Go through the listing and copy every line word for word.

MATERIAL SUPPLIED
## START
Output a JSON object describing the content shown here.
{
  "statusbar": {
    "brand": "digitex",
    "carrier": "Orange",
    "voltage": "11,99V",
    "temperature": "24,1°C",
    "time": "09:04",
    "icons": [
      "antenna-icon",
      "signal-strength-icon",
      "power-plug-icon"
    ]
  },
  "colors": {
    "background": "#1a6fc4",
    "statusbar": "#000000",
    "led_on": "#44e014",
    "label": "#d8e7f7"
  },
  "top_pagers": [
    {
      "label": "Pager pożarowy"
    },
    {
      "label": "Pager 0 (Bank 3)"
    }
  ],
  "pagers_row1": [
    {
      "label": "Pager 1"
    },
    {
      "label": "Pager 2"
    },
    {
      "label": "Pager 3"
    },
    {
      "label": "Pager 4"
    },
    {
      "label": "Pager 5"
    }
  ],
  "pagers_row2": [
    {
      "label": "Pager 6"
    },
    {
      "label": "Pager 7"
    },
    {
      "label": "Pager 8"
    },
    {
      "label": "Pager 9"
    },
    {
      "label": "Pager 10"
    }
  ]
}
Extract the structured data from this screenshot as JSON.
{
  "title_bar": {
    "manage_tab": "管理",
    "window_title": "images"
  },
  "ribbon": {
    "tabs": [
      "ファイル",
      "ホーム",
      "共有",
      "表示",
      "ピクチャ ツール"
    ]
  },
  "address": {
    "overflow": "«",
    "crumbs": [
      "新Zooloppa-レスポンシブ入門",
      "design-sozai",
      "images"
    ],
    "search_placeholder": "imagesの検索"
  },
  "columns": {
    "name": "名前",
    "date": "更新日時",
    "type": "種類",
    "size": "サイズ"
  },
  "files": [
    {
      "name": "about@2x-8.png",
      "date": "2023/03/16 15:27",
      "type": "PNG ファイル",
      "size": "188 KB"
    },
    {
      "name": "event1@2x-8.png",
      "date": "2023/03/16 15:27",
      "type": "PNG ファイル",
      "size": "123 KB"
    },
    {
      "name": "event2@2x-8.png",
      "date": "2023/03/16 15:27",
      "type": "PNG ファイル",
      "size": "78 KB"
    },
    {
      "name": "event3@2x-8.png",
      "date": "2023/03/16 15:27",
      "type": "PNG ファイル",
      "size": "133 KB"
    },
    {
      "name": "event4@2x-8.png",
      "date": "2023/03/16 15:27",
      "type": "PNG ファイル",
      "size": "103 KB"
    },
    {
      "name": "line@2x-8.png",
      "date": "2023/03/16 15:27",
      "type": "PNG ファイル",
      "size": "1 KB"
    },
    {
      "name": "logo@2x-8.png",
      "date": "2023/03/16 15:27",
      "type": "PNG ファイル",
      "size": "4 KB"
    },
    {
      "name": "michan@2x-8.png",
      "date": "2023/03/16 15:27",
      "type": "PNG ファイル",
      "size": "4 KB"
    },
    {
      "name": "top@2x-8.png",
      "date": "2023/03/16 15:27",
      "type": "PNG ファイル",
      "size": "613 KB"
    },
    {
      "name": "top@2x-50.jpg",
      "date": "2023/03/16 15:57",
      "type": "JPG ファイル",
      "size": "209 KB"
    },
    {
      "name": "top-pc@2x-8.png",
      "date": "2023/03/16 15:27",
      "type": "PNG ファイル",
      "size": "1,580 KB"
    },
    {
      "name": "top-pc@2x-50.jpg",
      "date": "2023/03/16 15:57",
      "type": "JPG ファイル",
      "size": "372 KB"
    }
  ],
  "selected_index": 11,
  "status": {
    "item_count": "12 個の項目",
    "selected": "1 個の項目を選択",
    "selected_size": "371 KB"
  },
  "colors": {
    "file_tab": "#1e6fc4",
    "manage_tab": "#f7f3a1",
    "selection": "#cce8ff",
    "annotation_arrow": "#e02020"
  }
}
## END
FULL RESPONSE
Output a JSON object describing the content shown here.
{
  "statusbar": {
    "brand": "digitex",
    "carrier": "Orange",
    "voltage": "11,99V",
    "temperature": "24,1°C",
    "time": "09:04",
    "icons": [
      "antenna-icon",
      "signal-strength-icon",
      "power-plug-icon"
    ]
  },
  "colors": {
    "background": "#1a6fc4",
    "statusbar": "#000000",
    "led_on": "#44e014",
    "label": "#d8e7f7"
  },
  "top_pagers": [
    {
      "label": "Pager pożarowy"
    },
    {
      "label": "Pager 0 (Bank 3)"
    }
  ],
  "pagers_row1": [
    {
      "label": "Pager 1"
    },
    {
      "label": "Pager 2"
    },
    {
      "label": "Pager 3"
    },
    {
      "label": "Pager 4"
    },
    {
      "label": "Pager 5"
    }
  ],
  "pagers_row2": [
    {
      "label": "Pager 6"
    },
    {
      "label": "Pager 7"
    },
    {
      "label": "Pager 8"
    },
    {
      "label": "Pager 9"
    },
    {
      "label": "Pager 10"
    }
  ]
}
Extract the structured data from this screenshot as JSON.
{
  "title_bar": {
    "manage_tab": "管理",
    "window_title": "images"
  },
  "ribbon": {
    "tabs": [
      "ファイル",
      "ホーム",
      "共有",
      "表示",
      "ピクチャ ツール"
    ]
  },
  "address": {
    "overflow": "«",
    "crumbs": [
      "新Zooloppa-レスポンシブ入門",
      "design-sozai",
      "images"
    ],
    "search_placeholder": "imagesの検索"
  },
  "columns": {
    "name": "名前",
    "date": "更新日時",
    "type": "種類",
    "size": "サイズ"
  },
  "files": [
    {
      "name": "about@2x-8.png",
      "date": "2023/03/16 15:27",
      "type": "PNG ファイル",
      "size": "188 KB"
    },
    {
      "name": "event1@2x-8.png",
      "date": "2023/03/16 15:27",
      "type": "PNG ファイル",
      "size": "123 KB"
    },
    {
      "name": "event2@2x-8.png",
      "date": "2023/03/16 15:27",
      "type": "PNG ファイル",
      "size": "78 KB"
    },
    {
      "name": "event3@2x-8.png",
      "date": "2023/03/16 15:27",
      "type": "PNG ファイル",
      "size": "133 KB"
    },
    {
      "name": "event4@2x-8.png",
      "date": "2023/03/16 15:27",
      "type": "PNG ファイル",
      "size": "103 KB"
    },
    {
      "name": "line@2x-8.png",
      "date": "2023/03/16 15:27",
      "type": "PNG ファイル",
      "size": "1 KB"
    },
    {
      "name": "logo@2x-8.png",
      "date": "2023/03/16 15:27",
      "type": "PNG ファイル",
      "size": "4 KB"
    },
    {
      "name": "michan@2x-8.png",
      "date": "2023/03/16 15:27",
      "type": "PNG ファイル",
      "size": "4 KB"
    },
    {
      "name": "top@2x-8.png",
      "date": "2023/03/16 15:27",
      "type": "PNG ファイル",
      "size": "613 KB"
    },
    {
      "name": "top@2x-50.jpg",
      "date": "2023/03/16 15:57",
      "type": "JPG ファイル",
      "size": "209 KB"
    },
    {
      "name": "top-pc@2x-8.png",
      "date": "2023/03/16 15:27",
      "type": "PNG ファイル",
      "size": "1,580 KB"
    },
    {
      "name": "top-pc@2x-50.jpg",
      "date": "2023/03/16 15:57",
      "type": "JPG ファイル",
      "size": "372 KB"
    }
  ],
  "selected_index": 11,
  "status": {
    "item_count": "12 個の項目",
    "selected": "1 個の項目を選択",
    "selected_size": "371 KB"
  },
  "colors": {
    "file_tab": "#1e6fc4",
    "manage_tab": "#f7f3a1",
    "selection": "#cce8ff",
    "annotation_arrow": "#e02020"
  }
}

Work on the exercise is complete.